> Prompt
Identify the lines that include the word "panel", then copy all of them.

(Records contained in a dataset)

☆ ☆ ☆ ☆

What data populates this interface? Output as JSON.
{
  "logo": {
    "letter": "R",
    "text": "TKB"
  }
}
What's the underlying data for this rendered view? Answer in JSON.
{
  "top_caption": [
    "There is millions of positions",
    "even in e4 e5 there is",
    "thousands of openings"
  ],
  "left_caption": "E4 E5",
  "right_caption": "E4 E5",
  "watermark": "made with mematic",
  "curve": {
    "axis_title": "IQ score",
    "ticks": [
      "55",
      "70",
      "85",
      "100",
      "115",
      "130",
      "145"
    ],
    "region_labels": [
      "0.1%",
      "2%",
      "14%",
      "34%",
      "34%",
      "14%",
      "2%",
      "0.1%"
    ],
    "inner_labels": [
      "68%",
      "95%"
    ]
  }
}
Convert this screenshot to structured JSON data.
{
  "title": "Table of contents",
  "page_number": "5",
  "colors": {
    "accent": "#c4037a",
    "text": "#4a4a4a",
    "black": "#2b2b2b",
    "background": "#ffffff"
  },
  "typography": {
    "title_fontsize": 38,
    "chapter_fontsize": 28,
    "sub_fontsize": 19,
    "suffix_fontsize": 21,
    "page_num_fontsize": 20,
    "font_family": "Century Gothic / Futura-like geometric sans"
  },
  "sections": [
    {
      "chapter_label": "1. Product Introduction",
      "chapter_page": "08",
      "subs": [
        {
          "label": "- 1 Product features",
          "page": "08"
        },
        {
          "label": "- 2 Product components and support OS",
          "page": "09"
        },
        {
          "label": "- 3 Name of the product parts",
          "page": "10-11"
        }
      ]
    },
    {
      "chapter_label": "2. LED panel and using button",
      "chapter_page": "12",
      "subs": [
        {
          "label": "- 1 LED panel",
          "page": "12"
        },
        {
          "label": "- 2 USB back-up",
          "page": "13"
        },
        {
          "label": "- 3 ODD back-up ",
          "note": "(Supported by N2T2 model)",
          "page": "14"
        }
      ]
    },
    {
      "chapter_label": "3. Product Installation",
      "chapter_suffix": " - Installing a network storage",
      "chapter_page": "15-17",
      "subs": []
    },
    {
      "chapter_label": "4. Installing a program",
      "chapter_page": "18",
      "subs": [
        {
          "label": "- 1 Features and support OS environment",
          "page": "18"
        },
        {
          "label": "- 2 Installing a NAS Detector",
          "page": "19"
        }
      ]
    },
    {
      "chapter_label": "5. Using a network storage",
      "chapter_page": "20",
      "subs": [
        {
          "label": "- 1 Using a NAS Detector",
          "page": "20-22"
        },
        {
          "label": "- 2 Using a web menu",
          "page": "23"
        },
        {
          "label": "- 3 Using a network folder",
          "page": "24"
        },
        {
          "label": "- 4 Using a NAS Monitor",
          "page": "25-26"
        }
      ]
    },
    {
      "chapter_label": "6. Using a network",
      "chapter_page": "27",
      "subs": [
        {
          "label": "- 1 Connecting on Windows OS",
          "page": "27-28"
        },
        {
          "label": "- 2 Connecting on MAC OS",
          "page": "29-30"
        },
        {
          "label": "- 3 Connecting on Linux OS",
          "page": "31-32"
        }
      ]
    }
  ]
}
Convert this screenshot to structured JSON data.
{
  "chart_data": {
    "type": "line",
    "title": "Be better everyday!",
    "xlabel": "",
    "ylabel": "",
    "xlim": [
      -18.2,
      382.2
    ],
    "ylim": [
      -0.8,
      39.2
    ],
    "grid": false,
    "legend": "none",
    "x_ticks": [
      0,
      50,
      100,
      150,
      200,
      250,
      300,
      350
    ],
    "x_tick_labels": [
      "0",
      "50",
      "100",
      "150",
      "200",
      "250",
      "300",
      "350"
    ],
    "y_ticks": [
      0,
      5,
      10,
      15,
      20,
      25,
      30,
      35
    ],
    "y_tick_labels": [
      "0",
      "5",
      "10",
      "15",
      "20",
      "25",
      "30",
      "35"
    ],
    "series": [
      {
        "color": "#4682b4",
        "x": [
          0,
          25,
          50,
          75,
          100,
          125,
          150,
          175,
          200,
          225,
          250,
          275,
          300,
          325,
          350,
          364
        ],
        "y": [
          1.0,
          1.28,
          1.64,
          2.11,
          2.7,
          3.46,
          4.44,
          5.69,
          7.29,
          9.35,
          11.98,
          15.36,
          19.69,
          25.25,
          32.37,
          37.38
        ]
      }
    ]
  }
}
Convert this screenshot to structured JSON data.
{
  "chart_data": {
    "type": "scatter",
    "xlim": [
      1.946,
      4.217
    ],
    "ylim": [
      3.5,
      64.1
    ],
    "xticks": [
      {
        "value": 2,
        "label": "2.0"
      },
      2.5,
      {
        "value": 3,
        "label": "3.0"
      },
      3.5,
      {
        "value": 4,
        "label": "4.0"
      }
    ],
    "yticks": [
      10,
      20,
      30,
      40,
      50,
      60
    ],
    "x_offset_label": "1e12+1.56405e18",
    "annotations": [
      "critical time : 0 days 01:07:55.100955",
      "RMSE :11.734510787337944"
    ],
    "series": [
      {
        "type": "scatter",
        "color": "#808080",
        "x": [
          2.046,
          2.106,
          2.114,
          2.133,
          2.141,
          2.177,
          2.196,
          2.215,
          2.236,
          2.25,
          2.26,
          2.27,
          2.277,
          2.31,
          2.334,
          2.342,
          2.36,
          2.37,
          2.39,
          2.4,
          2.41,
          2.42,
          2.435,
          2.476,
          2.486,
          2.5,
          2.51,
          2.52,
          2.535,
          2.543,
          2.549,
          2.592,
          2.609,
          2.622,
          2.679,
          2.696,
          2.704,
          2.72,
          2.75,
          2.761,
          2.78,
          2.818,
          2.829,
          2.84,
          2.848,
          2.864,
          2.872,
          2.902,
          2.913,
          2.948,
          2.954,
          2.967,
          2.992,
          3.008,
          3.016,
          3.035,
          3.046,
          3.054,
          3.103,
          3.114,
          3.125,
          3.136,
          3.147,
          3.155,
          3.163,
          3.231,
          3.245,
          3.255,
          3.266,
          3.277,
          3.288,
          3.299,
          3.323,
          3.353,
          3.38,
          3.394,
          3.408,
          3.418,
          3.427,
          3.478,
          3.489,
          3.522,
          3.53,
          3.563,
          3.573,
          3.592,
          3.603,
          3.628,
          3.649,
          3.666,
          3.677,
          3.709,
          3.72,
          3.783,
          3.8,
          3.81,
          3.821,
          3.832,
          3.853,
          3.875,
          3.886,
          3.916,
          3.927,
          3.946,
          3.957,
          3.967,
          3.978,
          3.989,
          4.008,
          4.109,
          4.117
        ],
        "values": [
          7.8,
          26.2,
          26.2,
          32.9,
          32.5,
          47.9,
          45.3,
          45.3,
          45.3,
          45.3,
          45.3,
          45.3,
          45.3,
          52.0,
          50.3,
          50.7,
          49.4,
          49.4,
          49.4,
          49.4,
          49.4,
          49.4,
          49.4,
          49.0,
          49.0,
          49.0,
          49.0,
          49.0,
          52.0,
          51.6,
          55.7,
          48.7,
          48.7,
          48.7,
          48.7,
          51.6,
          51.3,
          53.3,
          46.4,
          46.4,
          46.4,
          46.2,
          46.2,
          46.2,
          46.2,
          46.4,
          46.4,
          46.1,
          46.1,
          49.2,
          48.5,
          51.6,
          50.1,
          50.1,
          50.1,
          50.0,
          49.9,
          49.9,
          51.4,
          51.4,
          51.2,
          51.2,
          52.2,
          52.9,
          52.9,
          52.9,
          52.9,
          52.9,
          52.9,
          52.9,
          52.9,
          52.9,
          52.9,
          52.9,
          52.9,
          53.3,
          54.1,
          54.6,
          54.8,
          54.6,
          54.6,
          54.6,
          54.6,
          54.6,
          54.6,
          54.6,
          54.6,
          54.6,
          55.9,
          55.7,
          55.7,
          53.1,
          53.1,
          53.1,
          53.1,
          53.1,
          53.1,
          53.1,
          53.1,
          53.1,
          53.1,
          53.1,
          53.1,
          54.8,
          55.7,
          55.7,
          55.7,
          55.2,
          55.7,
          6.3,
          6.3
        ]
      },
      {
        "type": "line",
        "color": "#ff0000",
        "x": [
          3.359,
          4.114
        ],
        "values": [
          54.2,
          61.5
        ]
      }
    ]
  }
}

☆ ☆ ☆ ☆

> Completed exercise
      "chapter_label": "2. LED panel and using button",
          "label": "- 1 LED panel",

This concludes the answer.